**Instructions to follow**
Pictures are not part of the copy; repeat everything else in the records exactly.

Items listed in a dataset
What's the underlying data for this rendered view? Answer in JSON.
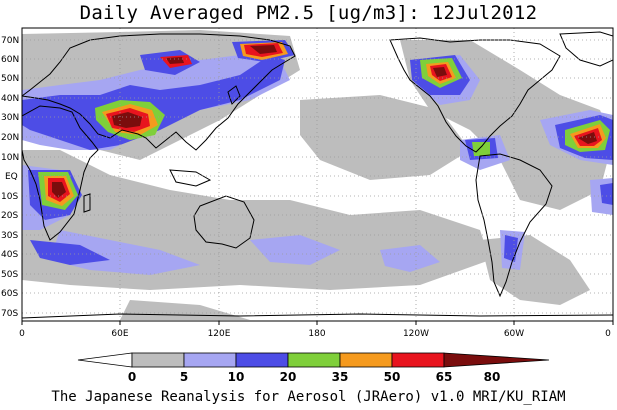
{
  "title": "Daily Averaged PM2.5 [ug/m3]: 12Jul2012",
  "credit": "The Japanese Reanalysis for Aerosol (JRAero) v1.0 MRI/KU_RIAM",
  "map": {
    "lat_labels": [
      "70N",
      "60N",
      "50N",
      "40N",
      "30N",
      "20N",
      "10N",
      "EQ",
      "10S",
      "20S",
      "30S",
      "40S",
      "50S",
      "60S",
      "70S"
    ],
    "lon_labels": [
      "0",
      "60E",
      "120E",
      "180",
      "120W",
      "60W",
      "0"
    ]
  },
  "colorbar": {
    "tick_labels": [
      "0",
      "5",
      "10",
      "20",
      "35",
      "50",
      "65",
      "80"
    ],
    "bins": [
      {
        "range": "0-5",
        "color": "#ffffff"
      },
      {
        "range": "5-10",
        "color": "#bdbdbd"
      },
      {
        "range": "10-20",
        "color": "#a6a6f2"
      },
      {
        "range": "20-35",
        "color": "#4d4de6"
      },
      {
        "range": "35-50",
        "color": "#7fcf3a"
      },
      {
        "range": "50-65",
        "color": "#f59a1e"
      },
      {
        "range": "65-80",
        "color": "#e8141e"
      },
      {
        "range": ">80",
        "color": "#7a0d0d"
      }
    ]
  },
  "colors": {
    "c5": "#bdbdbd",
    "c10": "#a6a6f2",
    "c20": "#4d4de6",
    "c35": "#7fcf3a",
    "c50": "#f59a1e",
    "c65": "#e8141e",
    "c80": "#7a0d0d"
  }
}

**Exercise answer**
What's the underlying data for this rendered view? Answer in JSON.
{
  "title": "Daily Averaged PM2.5 [ug/m3]: 12Jul2012",
  "credit": "The Japanese Reanalysis for Aerosol (JRAero) v1.0 MRI/KU_RIAM",
  "map": {
    "lat_labels": [
      "70N",
      "60N",
      "50N",
      "40N",
      "30N",
      "20N",
      "10N",
      "EQ",
      "10S",
      "20S",
      "30S",
      "40S",
      "50S",
      "60S",
      "70S"
    ],
    "lon_labels": [
      "0",
      "60E",
      "120E",
      "180",
      "120W",
      "60W",
      "0"
    ]
  },
  "colorbar": {
    "tick_labels": [
      "0",
      "5",
      "10",
      "20",
      "35",
      "50",
      "65",
      "80"
    ],
    "bins": [
      {
        "range": "0-5",
        "color": "#ffffff"
      },
      {
        "range": "5-10",
        "color": "#bdbdbd"
      },
      {
        "range": "10-20",
        "color": "#a6a6f2"
      },
      {
        "range": "20-35",
        "color": "#4d4de6"
      },
      {
        "range": "35-50",
        "color": "#7fcf3a"
      },
      {
        "range": "50-65",
        "color": "#f59a1e"
      },
      {
        "range": "65-80",
        "color": "#e8141e"
      },
      {
        "range": ">80",
        "color": "#7a0d0d"
      }
    ]
  },
  "colors": {
    "c5": "#bdbdbd",
    "c10": "#a6a6f2",
    "c20": "#4d4de6",
    "c35": "#7fcf3a",
    "c50": "#f59a1e",
    "c65": "#e8141e",
    "c80": "#7a0d0d"
  }
}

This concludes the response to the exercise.